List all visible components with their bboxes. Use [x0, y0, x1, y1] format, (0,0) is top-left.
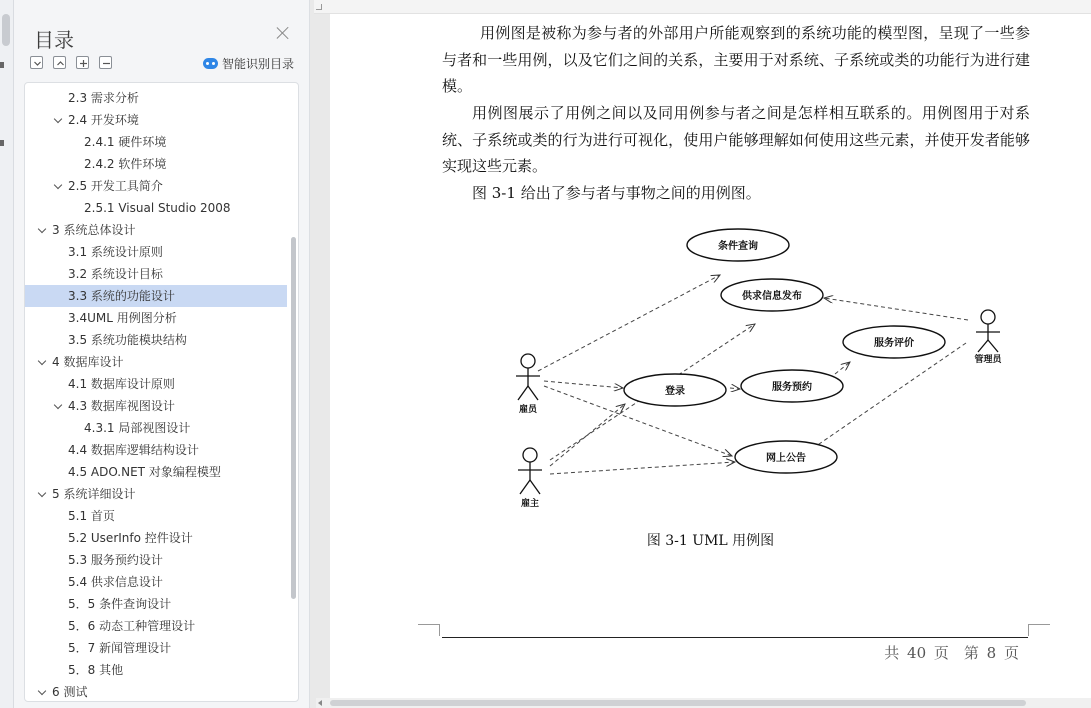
toc-item-label: 3.5 系统功能模块结构 [68, 333, 187, 347]
toc-item-label: 4.3 数据库视图设计 [68, 399, 175, 413]
crop-mark [418, 624, 440, 636]
toc-item[interactable] [25, 131, 287, 153]
toc-item[interactable] [25, 285, 287, 307]
left-strip-mark [0, 140, 4, 146]
toc-item-label: 4.1 数据库设计原则 [68, 377, 175, 391]
toc-item-label: 2.5 开发工具简介 [68, 179, 163, 193]
ai-icon [203, 58, 218, 69]
toc-item-label: 3.4UML 用例图分析 [68, 311, 177, 325]
actor-figure [516, 354, 540, 400]
chevron-down-icon[interactable] [38, 490, 46, 498]
toc-item[interactable] [25, 483, 287, 505]
chevron-down-icon[interactable] [38, 226, 46, 234]
toc-item-label: 5 系统详细设计 [52, 487, 136, 501]
toc-item-label: 5．8 其他 [68, 663, 124, 677]
toc-tree [24, 82, 299, 702]
toc-item-label: 4.5 ADO.NET 对象编程模型 [68, 465, 221, 479]
toc-item[interactable] [25, 329, 287, 351]
toc-item-label: 5.3 服务预约设计 [68, 553, 163, 567]
toc-item-label: 5．5 条件查询设计 [68, 597, 172, 611]
toc-item-label: 5．7 新闻管理设计 [68, 641, 172, 655]
toc-item[interactable] [25, 351, 287, 373]
toc-item-label: 5．6 动态工种管理设计 [68, 619, 196, 633]
smart-toc-button[interactable] [203, 55, 294, 72]
toc-item[interactable] [25, 637, 287, 659]
toc-item[interactable] [25, 527, 287, 549]
toc-panel [14, 0, 310, 708]
top-ruler-strip [314, 0, 1091, 14]
crop-mark [316, 4, 322, 10]
toc-item-label: 2.4 开发环境 [68, 113, 139, 127]
toc-item-label: 3.2 系统设计目标 [68, 267, 163, 281]
toc-item-label: 4.3.1 局部视图设计 [84, 421, 191, 435]
toc-item[interactable] [25, 593, 287, 615]
left-nav-strip [0, 0, 14, 708]
document-area [314, 0, 1091, 708]
toc-title: 目录 [34, 28, 74, 52]
toc-item[interactable] [25, 615, 287, 637]
chevron-down-icon[interactable] [54, 116, 62, 124]
scroll-left-icon[interactable] [318, 700, 322, 706]
add-level-icon[interactable] [76, 56, 89, 69]
expand-all-icon[interactable] [53, 56, 66, 69]
toc-item[interactable] [25, 681, 287, 703]
toc-item-label: 6 测试 [52, 685, 88, 699]
toc-item-label: 3.3 系统的功能设计 [68, 289, 175, 303]
toc-item[interactable] [25, 153, 287, 175]
toc-item-label: 5.4 供求信息设计 [68, 575, 163, 589]
use-case-label: 网上公告 [766, 453, 806, 464]
toc-item-label: 2.5.1 Visual Studio 2008 [84, 201, 231, 215]
uml-use-case-diagram [480, 228, 1002, 528]
actor-figure [976, 310, 1000, 352]
paragraph-1: 用例图是被称为参与者的外部用户所能观察到的系统功能的模型图，呈现了一些参与者和一些用例，以及它们之间的关系，主要用于对系统、子系统或类的功能行为进行建模。 [442, 24, 1030, 95]
actor-label: 管理员 [974, 355, 1002, 365]
use-case-label: 条件查询 [718, 241, 758, 252]
toc-item[interactable] [25, 307, 287, 329]
horizontal-scrollbar[interactable] [316, 698, 1091, 708]
toc-item[interactable] [25, 461, 287, 483]
crop-mark [1028, 624, 1050, 636]
toc-item-label: 2.4.2 软件环境 [84, 157, 167, 171]
page-footer: 共 40 页 第 8 页 [884, 644, 1019, 662]
toc-item-label: 2.4.1 硬件环境 [84, 135, 167, 149]
collapse-all-icon[interactable] [30, 56, 43, 69]
chevron-down-icon[interactable] [38, 688, 46, 696]
toc-scrollbar[interactable] [291, 237, 296, 599]
toc-item[interactable] [25, 549, 287, 571]
use-case-label: 供求信息发布 [742, 291, 802, 302]
close-icon[interactable] [276, 26, 290, 40]
toc-item[interactable] [25, 659, 287, 681]
toc-item[interactable] [25, 439, 287, 461]
paragraph-2: 用例图展示了用例之间以及同用例参与者之间是怎样相互联系的。用例图用于对系统、子系统或类的行为进行可视化，使用户能够理解如何使用这些元素，并使开发者能够实现这些元素。 [442, 104, 1030, 175]
toc-item[interactable] [25, 417, 287, 439]
toc-item[interactable] [25, 395, 287, 417]
use-case-label: 服务评价 [874, 338, 914, 349]
toc-item[interactable] [25, 571, 287, 593]
toc-item[interactable] [25, 109, 287, 131]
toc-item[interactable] [25, 373, 287, 395]
actor-figure [518, 448, 542, 494]
remove-level-icon[interactable] [99, 56, 112, 69]
toc-item-label: 3 系统总体设计 [52, 223, 136, 237]
actor-label: 雇员 [518, 405, 538, 415]
use-case-label: 登录 [665, 386, 685, 397]
horizontal-scroll-thumb[interactable] [330, 700, 1026, 706]
toc-list [25, 87, 287, 703]
smart-toc-label: 智能识别目录 [222, 57, 295, 71]
toc-item-label: 5.1 首页 [68, 509, 115, 523]
toc-item-label: 3.1 系统设计原则 [68, 245, 163, 259]
toc-item[interactable] [25, 219, 287, 241]
toc-item-label: 4 数据库设计 [52, 355, 124, 369]
toc-item[interactable] [25, 197, 287, 219]
toc-item-label: 2.3 需求分析 [68, 91, 139, 105]
actor-label: 雇主 [520, 499, 540, 509]
use-case-label: 服务预约 [772, 382, 812, 393]
footer-rule [442, 637, 1028, 638]
left-strip-mark [0, 62, 4, 68]
left-strip-scroll-thumb[interactable] [2, 14, 10, 46]
toc-item[interactable] [25, 87, 287, 109]
toc-item[interactable] [25, 505, 287, 527]
paragraph-3: 图 3-1 给出了参与者与事物之间的用例图。 [472, 184, 761, 202]
chevron-down-icon[interactable] [54, 402, 62, 410]
toc-item[interactable] [25, 263, 287, 285]
chevron-down-icon[interactable] [38, 358, 46, 366]
chevron-down-icon[interactable] [54, 182, 62, 190]
toc-item[interactable] [25, 175, 287, 197]
toc-item-label: 5.2 UserInfo 控件设计 [68, 531, 193, 545]
document-page [330, 14, 1091, 704]
toc-item[interactable] [25, 241, 287, 263]
toc-item-label: 4.4 数据库逻辑结构设计 [68, 443, 199, 457]
figure-caption: 图 3-1 UML 用例图 [646, 533, 775, 549]
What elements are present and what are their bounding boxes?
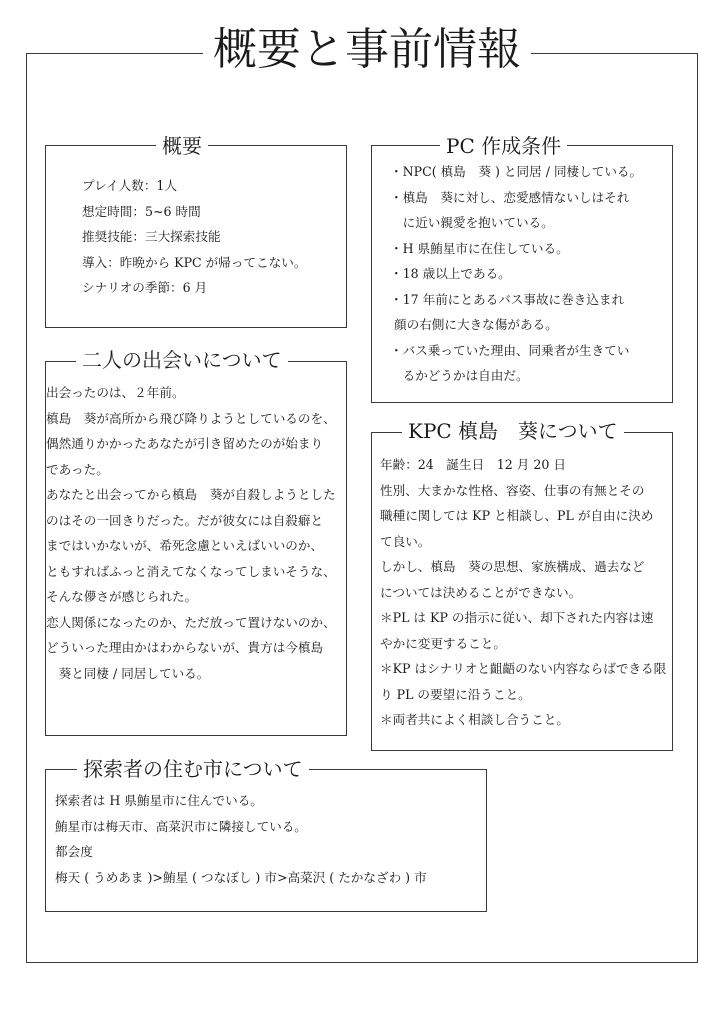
+++
**Short exercise:** Rewrite all the records, putting "trim-mark" wherever "crop-mark" appears and leaving every other word unchanged. Omit the pictures.

**Output of the exercise:**
List all visible components with their bboxes. Use [x0, y0, x1, y1] format, (0,0) is top-left.
toc-item-label: 3.5 系统功能模块结构 [68, 333, 187, 347]
toc-item-label: 4.3 数据库视图设计 [68, 399, 175, 413]
trim-mark [418, 624, 440, 636]
toc-item[interactable] [25, 131, 287, 153]
toc-item[interactable] [25, 285, 287, 307]
left-strip-mark [0, 140, 4, 146]
toc-item-label: 4.1 数据库设计原则 [68, 377, 175, 391]
toc-item-label: 2.5 开发工具简介 [68, 179, 163, 193]
ai-icon [203, 58, 218, 69]
toc-item-label: 3.4UML 用例图分析 [68, 311, 177, 325]
actor-figure [516, 354, 540, 400]
chevron-down-icon[interactable] [38, 490, 46, 498]
toc-item[interactable] [25, 483, 287, 505]
chevron-down-icon[interactable] [38, 226, 46, 234]
toc-item-label: 5 系统详细设计 [52, 487, 136, 501]
toc-item-label: 5．8 其他 [68, 663, 124, 677]
toc-tree [24, 82, 299, 702]
toc-item-label: 4.5 ADO.NET 对象编程模型 [68, 465, 221, 479]
toc-item[interactable] [25, 329, 287, 351]
toc-item-label: 5.3 服务预约设计 [68, 553, 163, 567]
toc-item-label: 5．5 条件查询设计 [68, 597, 172, 611]
toc-item-label: 5．7 新闻管理设计 [68, 641, 172, 655]
toc-item[interactable] [25, 351, 287, 373]
toc-item-label: 5．6 动态工种管理设计 [68, 619, 196, 633]
smart-toc-button[interactable] [203, 55, 294, 72]
toc-item[interactable] [25, 637, 287, 659]
toc-item[interactable] [25, 527, 287, 549]
toc-panel [14, 0, 310, 708]
top-ruler-strip [314, 0, 1091, 14]
trim-mark [316, 4, 322, 10]
toc-item-label: 2.4 开发环境 [68, 113, 139, 127]
toc-item-label: 3.2 系统设计目标 [68, 267, 163, 281]
toc-item-label: 4.3.1 局部视图设计 [84, 421, 191, 435]
toc-item[interactable] [25, 593, 287, 615]
left-nav-strip [0, 0, 14, 708]
document-area [314, 0, 1091, 708]
toc-title: 目录 [34, 28, 74, 52]
toc-item[interactable] [25, 615, 287, 637]
chevron-down-icon[interactable] [54, 116, 62, 124]
scroll-left-icon[interactable] [318, 700, 322, 706]
add-level-icon[interactable] [76, 56, 89, 69]
expand-all-icon[interactable] [53, 56, 66, 69]
toc-item[interactable] [25, 681, 287, 703]
toc-item-label: 6 测试 [52, 685, 88, 699]
toc-item-label: 3.3 系统的功能设计 [68, 289, 175, 303]
toc-item[interactable] [25, 153, 287, 175]
toc-item-label: 5.4 供求信息设计 [68, 575, 163, 589]
use-case-label: 网上公告 [766, 453, 806, 464]
toc-item-label: 2.5.1 Visual Studio 2008 [84, 201, 231, 215]
uml-use-case-diagram [480, 228, 1002, 528]
actor-figure [976, 310, 1000, 352]
paragraph-1: 用例图是被称为参与者的外部用户所能观察到的系统功能的模型图，呈现了一些参与者和一些用例，以及它们之间的关系，主要用于对系统、子系统或类的功能行为进行建模。 [442, 24, 1030, 95]
actor-label: 管理员 [974, 355, 1002, 365]
use-case-label: 条件查询 [718, 241, 758, 252]
toc-item[interactable] [25, 307, 287, 329]
horizontal-scrollbar[interactable] [316, 698, 1091, 708]
toc-item[interactable] [25, 461, 287, 483]
trim-mark [1028, 624, 1050, 636]
toc-item-label: 2.4.2 软件环境 [84, 157, 167, 171]
page-footer: 共 40 页 第 8 页 [884, 644, 1019, 662]
toc-item-label: 2.4.1 硬件环境 [84, 135, 167, 149]
collapse-all-icon[interactable] [30, 56, 43, 69]
chevron-down-icon[interactable] [38, 688, 46, 696]
toc-scrollbar[interactable] [291, 237, 296, 599]
toc-item[interactable] [25, 549, 287, 571]
use-case-label: 供求信息发布 [742, 291, 802, 302]
close-icon[interactable] [276, 26, 290, 40]
toc-item[interactable] [25, 659, 287, 681]
toc-item[interactable] [25, 439, 287, 461]
paragraph-2: 用例图展示了用例之间以及同用例参与者之间是怎样相互联系的。用例图用于对系统、子系统或类的行为进行可视化，使用户能够理解如何使用这些元素，并使开发者能够实现这些元素。 [442, 104, 1030, 175]
toc-item[interactable] [25, 417, 287, 439]
toc-item[interactable] [25, 395, 287, 417]
use-case-label: 服务评价 [874, 338, 914, 349]
toc-item[interactable] [25, 571, 287, 593]
toc-item[interactable] [25, 109, 287, 131]
toc-item[interactable] [25, 373, 287, 395]
actor-figure [518, 448, 542, 494]
remove-level-icon[interactable] [99, 56, 112, 69]
toc-item-label: 3 系统总体设计 [52, 223, 136, 237]
actor-label: 雇员 [518, 405, 538, 415]
use-case-label: 登录 [665, 386, 685, 397]
horizontal-scroll-thumb[interactable] [330, 700, 1026, 706]
toc-list [25, 87, 287, 703]
smart-toc-label: 智能识别目录 [222, 57, 295, 71]
toc-item-label: 5.1 首页 [68, 509, 115, 523]
toc-item-label: 3.1 系统设计原则 [68, 245, 163, 259]
toc-item[interactable] [25, 219, 287, 241]
toc-item-label: 4 数据库设计 [52, 355, 124, 369]
toc-item[interactable] [25, 197, 287, 219]
toc-item-label: 2.3 需求分析 [68, 91, 139, 105]
actor-label: 雇主 [520, 499, 540, 509]
use-case-label: 服务预约 [772, 382, 812, 393]
footer-rule [442, 637, 1028, 638]
left-strip-mark [0, 62, 4, 68]
left-strip-scroll-thumb[interactable] [2, 14, 10, 46]
toc-item[interactable] [25, 87, 287, 109]
toc-item[interactable] [25, 505, 287, 527]
paragraph-3: 图 3-1 给出了参与者与事物之间的用例图。 [472, 184, 761, 202]
chevron-down-icon[interactable] [54, 402, 62, 410]
toc-item[interactable] [25, 263, 287, 285]
chevron-down-icon[interactable] [38, 358, 46, 366]
chevron-down-icon[interactable] [54, 182, 62, 190]
toc-item[interactable] [25, 175, 287, 197]
toc-item-label: 5.2 UserInfo 控件设计 [68, 531, 193, 545]
document-page [330, 14, 1091, 704]
toc-item[interactable] [25, 241, 287, 263]
toc-item-label: 4.4 数据库逻辑结构设计 [68, 443, 199, 457]
figure-caption: 图 3-1 UML 用例图 [646, 533, 775, 549]
What elements are present and what are their bounding boxes?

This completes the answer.